• **What needs to be done**
Check each line of the material below for the string "color", then report how many lines have it, and nothing else.
--- Start Given entries ---
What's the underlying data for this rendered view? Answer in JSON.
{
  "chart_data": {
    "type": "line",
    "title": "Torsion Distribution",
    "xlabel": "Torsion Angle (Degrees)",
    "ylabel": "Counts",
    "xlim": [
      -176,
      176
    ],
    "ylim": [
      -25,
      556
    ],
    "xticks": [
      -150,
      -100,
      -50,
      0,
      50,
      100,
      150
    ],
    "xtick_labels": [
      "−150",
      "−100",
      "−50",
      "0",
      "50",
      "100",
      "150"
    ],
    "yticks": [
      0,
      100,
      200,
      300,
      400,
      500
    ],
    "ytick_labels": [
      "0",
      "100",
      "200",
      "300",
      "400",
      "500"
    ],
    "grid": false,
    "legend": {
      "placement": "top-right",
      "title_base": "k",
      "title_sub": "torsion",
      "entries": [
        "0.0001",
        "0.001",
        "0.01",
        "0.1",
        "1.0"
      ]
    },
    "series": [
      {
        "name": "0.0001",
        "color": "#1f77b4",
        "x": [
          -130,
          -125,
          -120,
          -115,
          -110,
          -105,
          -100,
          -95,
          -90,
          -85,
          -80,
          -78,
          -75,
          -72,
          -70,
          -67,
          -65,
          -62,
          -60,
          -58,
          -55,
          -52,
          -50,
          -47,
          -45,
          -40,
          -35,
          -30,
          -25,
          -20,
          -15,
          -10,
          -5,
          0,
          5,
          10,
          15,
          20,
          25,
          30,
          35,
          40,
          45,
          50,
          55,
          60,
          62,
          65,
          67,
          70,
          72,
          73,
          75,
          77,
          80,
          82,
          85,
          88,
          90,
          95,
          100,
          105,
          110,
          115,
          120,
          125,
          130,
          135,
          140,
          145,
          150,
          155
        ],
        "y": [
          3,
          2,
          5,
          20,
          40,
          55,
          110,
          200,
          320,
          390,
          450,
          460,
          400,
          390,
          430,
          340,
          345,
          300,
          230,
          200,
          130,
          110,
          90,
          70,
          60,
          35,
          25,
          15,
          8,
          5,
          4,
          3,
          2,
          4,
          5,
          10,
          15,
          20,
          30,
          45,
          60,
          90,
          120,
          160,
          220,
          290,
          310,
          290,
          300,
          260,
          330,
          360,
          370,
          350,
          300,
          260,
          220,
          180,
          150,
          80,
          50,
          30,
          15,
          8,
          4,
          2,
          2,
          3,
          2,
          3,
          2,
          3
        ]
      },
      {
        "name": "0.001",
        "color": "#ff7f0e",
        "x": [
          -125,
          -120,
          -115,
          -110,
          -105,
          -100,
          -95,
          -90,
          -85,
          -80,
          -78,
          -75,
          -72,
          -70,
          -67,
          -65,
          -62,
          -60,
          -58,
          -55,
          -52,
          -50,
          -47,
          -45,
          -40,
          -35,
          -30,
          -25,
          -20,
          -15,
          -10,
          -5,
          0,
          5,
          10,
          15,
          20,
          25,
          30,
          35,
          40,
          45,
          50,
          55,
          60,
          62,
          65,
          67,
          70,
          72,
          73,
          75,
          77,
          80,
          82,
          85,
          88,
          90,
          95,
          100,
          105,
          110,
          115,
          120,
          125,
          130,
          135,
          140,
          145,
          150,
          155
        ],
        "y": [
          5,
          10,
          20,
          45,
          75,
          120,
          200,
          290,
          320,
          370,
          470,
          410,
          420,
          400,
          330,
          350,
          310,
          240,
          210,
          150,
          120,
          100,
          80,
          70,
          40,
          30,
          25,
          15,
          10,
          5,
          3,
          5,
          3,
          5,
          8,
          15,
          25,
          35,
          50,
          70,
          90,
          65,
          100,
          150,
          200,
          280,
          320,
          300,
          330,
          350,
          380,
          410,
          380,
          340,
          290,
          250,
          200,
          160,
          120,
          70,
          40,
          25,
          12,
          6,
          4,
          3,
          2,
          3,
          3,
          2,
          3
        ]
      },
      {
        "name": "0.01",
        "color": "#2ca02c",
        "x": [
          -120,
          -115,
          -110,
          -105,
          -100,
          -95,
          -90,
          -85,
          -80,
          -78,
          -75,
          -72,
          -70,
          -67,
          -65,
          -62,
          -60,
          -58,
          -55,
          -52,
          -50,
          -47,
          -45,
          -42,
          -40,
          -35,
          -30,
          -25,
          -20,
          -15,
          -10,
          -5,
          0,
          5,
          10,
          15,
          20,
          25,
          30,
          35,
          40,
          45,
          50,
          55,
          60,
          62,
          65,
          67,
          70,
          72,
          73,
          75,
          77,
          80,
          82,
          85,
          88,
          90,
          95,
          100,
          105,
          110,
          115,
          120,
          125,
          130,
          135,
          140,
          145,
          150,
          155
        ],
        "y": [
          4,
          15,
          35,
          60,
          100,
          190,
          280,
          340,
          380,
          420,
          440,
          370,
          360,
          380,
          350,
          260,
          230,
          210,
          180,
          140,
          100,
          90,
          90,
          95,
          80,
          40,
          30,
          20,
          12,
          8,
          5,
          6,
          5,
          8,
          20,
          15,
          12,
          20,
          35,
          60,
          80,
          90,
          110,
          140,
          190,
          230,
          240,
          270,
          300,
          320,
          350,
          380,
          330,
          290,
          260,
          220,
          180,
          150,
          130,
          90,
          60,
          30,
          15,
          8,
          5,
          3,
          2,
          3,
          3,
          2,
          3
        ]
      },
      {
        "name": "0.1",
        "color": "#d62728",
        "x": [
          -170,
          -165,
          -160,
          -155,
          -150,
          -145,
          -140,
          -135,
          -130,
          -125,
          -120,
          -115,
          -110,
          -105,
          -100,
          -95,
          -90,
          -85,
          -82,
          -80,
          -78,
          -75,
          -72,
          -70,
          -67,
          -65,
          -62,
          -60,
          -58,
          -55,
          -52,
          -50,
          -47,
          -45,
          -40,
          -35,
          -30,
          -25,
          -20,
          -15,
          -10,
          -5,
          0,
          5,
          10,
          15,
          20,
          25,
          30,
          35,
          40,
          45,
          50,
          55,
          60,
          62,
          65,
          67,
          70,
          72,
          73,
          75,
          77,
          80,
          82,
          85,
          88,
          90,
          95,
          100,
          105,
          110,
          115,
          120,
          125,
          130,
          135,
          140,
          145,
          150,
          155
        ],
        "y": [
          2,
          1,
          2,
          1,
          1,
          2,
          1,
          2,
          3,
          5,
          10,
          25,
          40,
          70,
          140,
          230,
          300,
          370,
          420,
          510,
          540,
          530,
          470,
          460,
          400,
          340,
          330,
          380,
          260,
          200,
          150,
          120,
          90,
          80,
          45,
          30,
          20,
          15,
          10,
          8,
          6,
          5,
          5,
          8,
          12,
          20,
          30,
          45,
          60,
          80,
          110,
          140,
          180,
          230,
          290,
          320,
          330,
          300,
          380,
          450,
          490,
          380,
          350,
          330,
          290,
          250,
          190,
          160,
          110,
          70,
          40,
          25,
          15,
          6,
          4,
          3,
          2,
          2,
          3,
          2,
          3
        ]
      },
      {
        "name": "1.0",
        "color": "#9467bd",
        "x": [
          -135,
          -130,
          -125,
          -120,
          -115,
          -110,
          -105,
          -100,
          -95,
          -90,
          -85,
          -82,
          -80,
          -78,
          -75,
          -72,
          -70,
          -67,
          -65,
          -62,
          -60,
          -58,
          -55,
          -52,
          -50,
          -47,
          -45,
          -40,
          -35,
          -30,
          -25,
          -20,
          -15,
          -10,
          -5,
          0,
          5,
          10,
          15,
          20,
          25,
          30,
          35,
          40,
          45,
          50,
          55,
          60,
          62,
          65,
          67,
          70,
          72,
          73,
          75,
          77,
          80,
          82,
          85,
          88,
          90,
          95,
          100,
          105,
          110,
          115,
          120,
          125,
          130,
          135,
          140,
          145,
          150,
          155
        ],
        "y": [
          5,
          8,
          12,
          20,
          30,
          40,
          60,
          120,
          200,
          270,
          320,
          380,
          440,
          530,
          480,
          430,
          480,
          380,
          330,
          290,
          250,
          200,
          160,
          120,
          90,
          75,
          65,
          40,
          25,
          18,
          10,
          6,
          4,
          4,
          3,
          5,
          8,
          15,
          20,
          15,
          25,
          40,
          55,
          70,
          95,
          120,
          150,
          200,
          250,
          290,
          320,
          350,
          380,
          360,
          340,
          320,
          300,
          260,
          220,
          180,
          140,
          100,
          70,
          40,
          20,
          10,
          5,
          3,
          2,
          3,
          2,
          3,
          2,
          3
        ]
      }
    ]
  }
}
--- End Given entries ---
• **Final result**
5